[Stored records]
----------

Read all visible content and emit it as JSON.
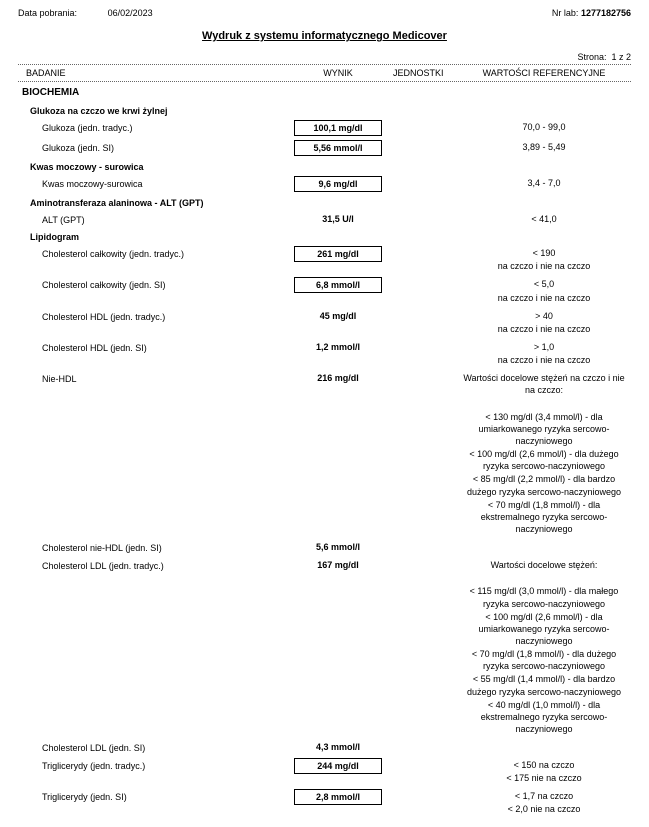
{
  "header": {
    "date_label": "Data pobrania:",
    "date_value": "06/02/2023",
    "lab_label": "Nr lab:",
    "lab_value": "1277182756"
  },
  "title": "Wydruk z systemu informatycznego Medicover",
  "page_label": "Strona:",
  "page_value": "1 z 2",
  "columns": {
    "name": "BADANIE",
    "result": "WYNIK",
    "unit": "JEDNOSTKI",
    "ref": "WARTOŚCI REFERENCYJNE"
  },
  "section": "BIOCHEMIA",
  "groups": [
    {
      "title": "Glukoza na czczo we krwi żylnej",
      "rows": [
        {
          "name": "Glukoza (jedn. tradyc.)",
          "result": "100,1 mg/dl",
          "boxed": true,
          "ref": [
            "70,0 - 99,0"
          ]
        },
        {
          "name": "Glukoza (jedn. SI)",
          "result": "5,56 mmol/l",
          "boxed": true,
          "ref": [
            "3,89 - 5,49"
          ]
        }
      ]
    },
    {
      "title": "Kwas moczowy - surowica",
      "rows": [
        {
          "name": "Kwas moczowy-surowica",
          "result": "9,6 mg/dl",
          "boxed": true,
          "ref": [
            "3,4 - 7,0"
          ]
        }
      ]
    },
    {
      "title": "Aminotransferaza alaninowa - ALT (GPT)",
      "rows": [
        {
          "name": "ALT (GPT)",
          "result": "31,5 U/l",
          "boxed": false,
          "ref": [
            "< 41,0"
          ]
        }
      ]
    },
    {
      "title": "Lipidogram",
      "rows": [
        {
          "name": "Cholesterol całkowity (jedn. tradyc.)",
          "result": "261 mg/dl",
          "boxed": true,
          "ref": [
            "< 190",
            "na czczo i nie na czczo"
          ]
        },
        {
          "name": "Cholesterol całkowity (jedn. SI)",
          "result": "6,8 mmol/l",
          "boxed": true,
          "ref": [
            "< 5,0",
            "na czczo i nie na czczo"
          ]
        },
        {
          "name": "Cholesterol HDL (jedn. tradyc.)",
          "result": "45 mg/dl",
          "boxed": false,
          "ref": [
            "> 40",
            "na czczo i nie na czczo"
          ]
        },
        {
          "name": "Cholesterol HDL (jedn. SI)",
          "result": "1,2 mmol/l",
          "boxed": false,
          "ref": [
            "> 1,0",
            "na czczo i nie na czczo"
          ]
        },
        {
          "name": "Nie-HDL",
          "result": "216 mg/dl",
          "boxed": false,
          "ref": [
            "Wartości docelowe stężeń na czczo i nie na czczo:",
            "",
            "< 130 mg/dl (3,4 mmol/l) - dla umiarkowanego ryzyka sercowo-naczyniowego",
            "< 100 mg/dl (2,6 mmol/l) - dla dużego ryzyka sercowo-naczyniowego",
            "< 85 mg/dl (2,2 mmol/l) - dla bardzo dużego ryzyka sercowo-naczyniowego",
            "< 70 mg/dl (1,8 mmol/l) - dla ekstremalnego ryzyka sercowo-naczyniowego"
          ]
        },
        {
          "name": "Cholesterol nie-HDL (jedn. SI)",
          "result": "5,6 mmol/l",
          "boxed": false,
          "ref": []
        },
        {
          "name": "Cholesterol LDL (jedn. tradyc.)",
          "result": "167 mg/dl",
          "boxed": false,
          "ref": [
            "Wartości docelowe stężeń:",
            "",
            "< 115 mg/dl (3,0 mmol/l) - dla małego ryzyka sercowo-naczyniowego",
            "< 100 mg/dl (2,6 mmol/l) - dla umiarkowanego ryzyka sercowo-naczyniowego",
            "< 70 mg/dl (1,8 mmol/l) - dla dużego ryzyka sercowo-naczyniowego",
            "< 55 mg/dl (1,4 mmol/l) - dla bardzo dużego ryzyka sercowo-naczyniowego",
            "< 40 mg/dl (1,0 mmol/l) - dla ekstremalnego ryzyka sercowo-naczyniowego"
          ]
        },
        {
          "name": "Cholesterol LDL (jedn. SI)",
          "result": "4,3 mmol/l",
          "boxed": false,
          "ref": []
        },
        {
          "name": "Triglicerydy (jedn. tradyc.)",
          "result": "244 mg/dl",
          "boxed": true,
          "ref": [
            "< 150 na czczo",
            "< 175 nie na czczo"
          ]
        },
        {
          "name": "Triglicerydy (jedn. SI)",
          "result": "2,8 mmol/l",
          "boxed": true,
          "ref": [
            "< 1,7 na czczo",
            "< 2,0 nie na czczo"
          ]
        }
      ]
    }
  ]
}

----------

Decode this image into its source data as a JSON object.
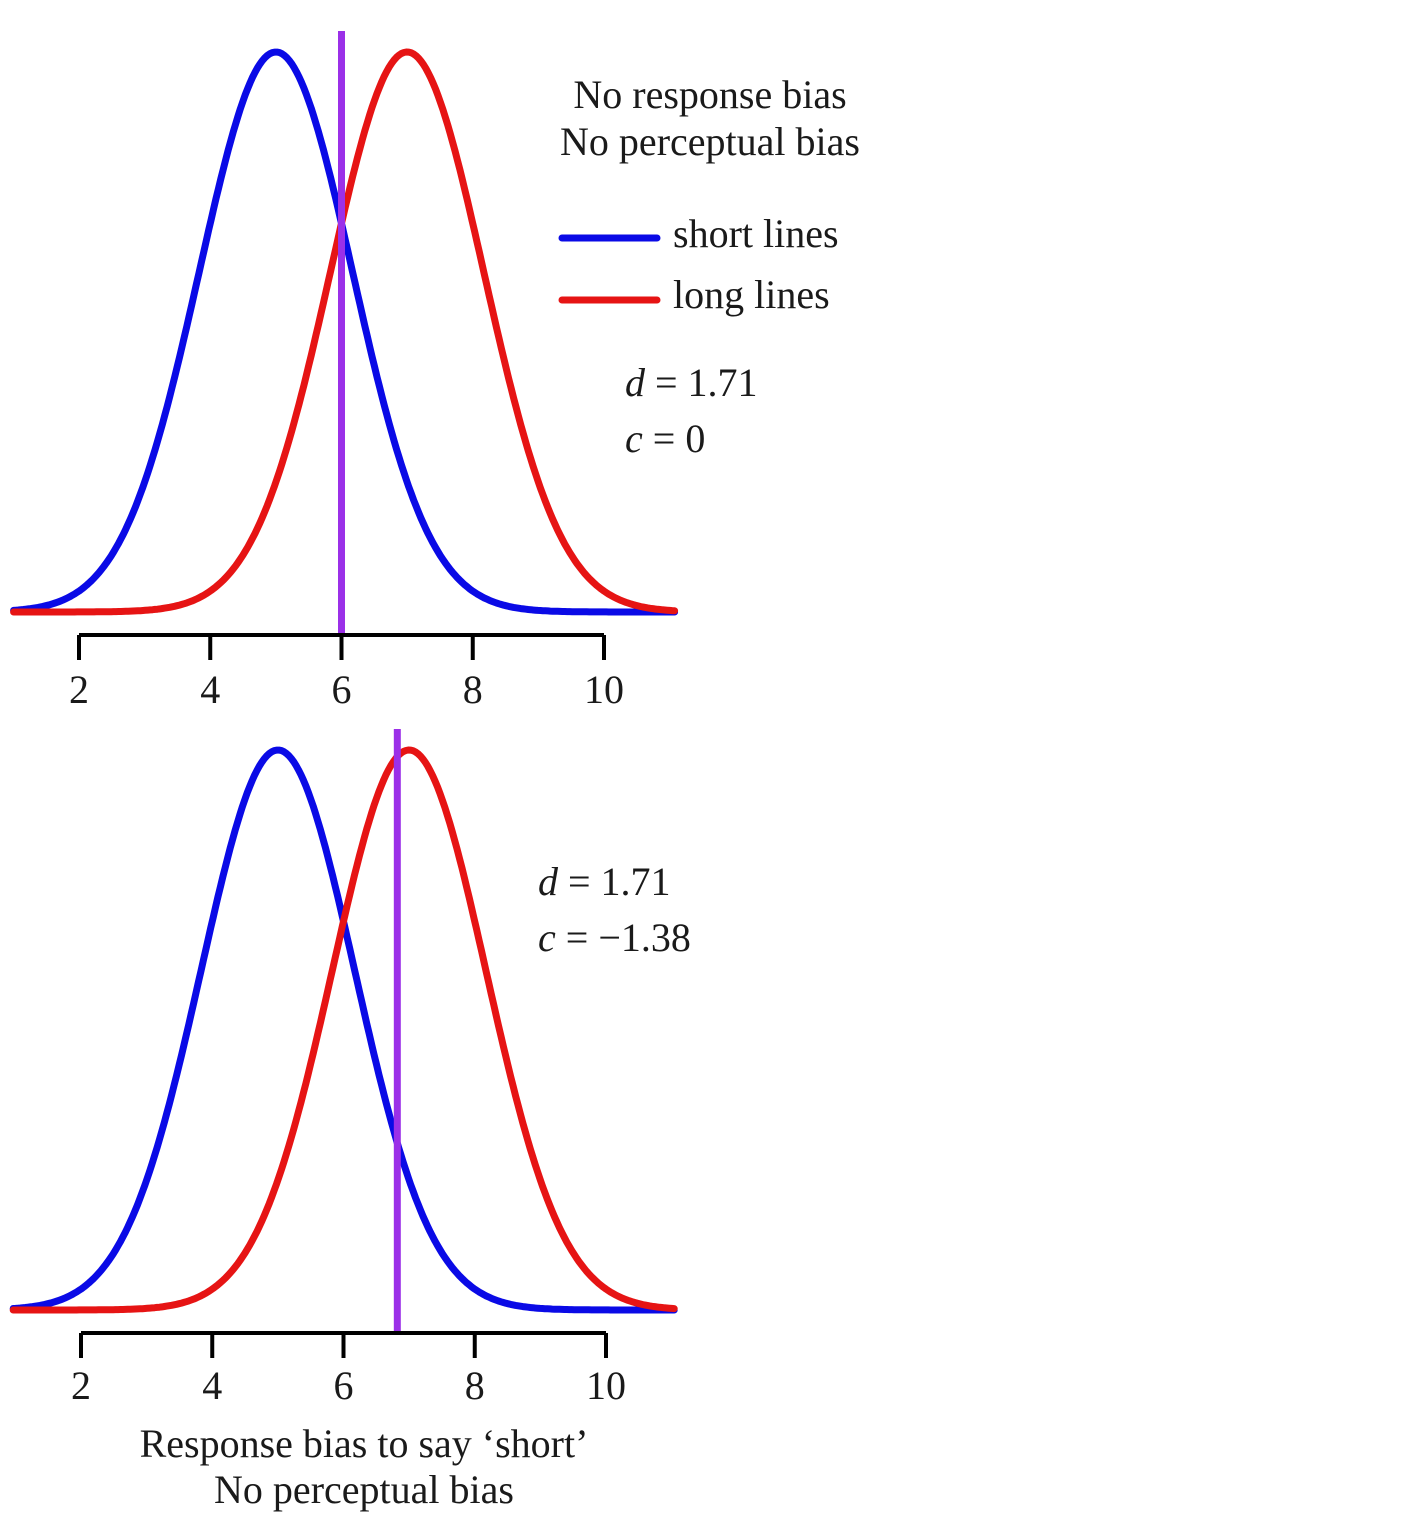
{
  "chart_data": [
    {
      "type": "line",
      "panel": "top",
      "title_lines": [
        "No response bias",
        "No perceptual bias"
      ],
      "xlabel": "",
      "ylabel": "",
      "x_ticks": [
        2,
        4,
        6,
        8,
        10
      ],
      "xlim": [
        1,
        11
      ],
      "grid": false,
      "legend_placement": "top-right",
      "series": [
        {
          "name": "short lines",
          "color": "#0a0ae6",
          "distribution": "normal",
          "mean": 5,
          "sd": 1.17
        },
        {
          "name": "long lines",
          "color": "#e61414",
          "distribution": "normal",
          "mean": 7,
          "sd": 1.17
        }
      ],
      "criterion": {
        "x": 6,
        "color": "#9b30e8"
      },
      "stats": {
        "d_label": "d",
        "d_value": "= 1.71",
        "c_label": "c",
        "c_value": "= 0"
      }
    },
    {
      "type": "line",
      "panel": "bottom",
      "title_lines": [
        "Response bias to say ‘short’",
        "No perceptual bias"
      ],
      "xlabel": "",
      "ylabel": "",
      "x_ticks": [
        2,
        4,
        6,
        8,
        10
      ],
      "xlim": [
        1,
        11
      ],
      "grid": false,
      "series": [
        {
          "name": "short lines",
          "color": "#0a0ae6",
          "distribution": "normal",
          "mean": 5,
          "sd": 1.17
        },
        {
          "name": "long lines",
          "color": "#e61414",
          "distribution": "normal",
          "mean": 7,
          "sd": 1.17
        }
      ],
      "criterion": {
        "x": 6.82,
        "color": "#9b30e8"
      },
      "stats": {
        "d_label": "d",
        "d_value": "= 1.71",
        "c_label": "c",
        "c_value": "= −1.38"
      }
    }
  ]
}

----------

PROBLEM REQUIREMENTS:
Pull every line containing "Cholesterol" from the material above.

RESULT OF THIS EXERCISE:
          "name": "Cholesterol całkowity (jedn. tradyc.)",
          "name": "Cholesterol całkowity (jedn. SI)",
          "name": "Cholesterol HDL (jedn. tradyc.)",
          "name": "Cholesterol HDL (jedn. SI)",
          "name": "Cholesterol nie-HDL (jedn. SI)",
          "name": "Cholesterol LDL (jedn. tradyc.)",
          "name": "Cholesterol LDL (jedn. SI)",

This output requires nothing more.